» Problem description: Quote the lines from the line holding "Convert this screenshot" to the very end of the listing, exactly, and no others.

* START Stored rows *

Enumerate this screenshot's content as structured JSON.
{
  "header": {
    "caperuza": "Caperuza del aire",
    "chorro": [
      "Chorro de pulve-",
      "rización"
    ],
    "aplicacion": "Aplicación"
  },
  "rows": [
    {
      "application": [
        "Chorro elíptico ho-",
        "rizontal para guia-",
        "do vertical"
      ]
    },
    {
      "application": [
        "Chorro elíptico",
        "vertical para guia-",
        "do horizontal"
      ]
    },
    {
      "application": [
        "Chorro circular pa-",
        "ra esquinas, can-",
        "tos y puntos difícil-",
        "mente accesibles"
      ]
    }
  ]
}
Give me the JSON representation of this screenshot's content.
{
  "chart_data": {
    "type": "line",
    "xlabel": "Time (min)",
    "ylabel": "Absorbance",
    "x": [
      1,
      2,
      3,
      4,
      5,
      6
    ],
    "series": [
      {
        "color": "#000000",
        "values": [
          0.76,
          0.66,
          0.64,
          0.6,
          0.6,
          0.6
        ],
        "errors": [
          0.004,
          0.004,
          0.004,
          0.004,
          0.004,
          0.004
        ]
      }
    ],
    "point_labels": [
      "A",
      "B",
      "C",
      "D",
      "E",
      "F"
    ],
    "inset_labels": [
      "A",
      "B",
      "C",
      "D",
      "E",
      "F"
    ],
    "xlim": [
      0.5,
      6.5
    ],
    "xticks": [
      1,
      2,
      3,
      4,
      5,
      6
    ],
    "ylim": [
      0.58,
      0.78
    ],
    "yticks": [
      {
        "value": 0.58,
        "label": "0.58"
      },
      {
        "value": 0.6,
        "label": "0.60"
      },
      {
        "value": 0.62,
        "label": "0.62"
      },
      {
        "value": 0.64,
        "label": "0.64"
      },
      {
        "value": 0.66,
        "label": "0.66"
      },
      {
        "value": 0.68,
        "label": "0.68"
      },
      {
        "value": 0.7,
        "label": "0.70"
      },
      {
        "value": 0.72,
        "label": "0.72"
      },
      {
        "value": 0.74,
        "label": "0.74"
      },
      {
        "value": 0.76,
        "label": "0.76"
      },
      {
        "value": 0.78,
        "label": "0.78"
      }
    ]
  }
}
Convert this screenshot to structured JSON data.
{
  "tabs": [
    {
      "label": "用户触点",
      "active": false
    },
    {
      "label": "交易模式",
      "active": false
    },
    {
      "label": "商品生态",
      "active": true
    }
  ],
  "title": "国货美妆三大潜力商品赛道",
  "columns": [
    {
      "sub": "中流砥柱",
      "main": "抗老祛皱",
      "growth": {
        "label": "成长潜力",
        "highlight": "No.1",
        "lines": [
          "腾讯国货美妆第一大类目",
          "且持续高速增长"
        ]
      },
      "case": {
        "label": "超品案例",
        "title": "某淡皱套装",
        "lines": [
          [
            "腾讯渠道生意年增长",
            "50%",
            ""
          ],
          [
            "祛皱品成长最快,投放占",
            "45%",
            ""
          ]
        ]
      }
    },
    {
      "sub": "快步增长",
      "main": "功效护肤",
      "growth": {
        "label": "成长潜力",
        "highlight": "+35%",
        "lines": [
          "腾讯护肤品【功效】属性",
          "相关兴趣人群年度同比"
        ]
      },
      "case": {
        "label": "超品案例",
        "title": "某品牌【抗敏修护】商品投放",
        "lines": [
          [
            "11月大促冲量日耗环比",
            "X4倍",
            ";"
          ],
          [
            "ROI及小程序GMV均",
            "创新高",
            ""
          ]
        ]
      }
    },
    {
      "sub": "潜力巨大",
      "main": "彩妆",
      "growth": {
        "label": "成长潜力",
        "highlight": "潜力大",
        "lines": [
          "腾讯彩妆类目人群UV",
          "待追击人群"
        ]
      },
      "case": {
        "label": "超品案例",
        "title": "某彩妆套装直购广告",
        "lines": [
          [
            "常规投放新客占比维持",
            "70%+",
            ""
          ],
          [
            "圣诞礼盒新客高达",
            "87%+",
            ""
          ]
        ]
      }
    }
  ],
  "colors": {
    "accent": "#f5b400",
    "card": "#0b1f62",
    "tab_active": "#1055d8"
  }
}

* END Stored rows *

» Response to the exercise:
Convert this screenshot to structured JSON data.
{
  "tabs": [
    {
      "label": "用户触点",
      "active": false
    },
    {
      "label": "交易模式",
      "active": false
    },
    {
      "label": "商品生态",
      "active": true
    }
  ],
  "title": "国货美妆三大潜力商品赛道",
  "columns": [
    {
      "sub": "中流砥柱",
      "main": "抗老祛皱",
      "growth": {
        "label": "成长潜力",
        "highlight": "No.1",
        "lines": [
          "腾讯国货美妆第一大类目",
          "且持续高速增长"
        ]
      },
      "case": {
        "label": "超品案例",
        "title": "某淡皱套装",
        "lines": [
          [
            "腾讯渠道生意年增长",
            "50%",
            ""
          ],
          [
            "祛皱品成长最快,投放占",
            "45%",
            ""
          ]
        ]
      }
    },
    {
      "sub": "快步增长",
      "main": "功效护肤",
      "growth": {
        "label": "成长潜力",
        "highlight": "+35%",
        "lines": [
          "腾讯护肤品【功效】属性",
          "相关兴趣人群年度同比"
        ]
      },
      "case": {
        "label": "超品案例",
        "title": "某品牌【抗敏修护】商品投放",
        "lines": [
          [
            "11月大促冲量日耗环比",
            "X4倍",
            ";"
          ],
          [
            "ROI及小程序GMV均",
            "创新高",
            ""
          ]
        ]
      }
    },
    {
      "sub": "潜力巨大",
      "main": "彩妆",
      "growth": {
        "label": "成长潜力",
        "highlight": "潜力大",
        "lines": [
          "腾讯彩妆类目人群UV",
          "待追击人群"
        ]
      },
      "case": {
        "label": "超品案例",
        "title": "某彩妆套装直购广告",
        "lines": [
          [
            "常规投放新客占比维持",
            "70%+",
            ""
          ],
          [
            "圣诞礼盒新客高达",
            "87%+",
            ""
          ]
        ]
      }
    }
  ],
  "colors": {
    "accent": "#f5b400",
    "card": "#0b1f62",
    "tab_active": "#1055d8"
  }
}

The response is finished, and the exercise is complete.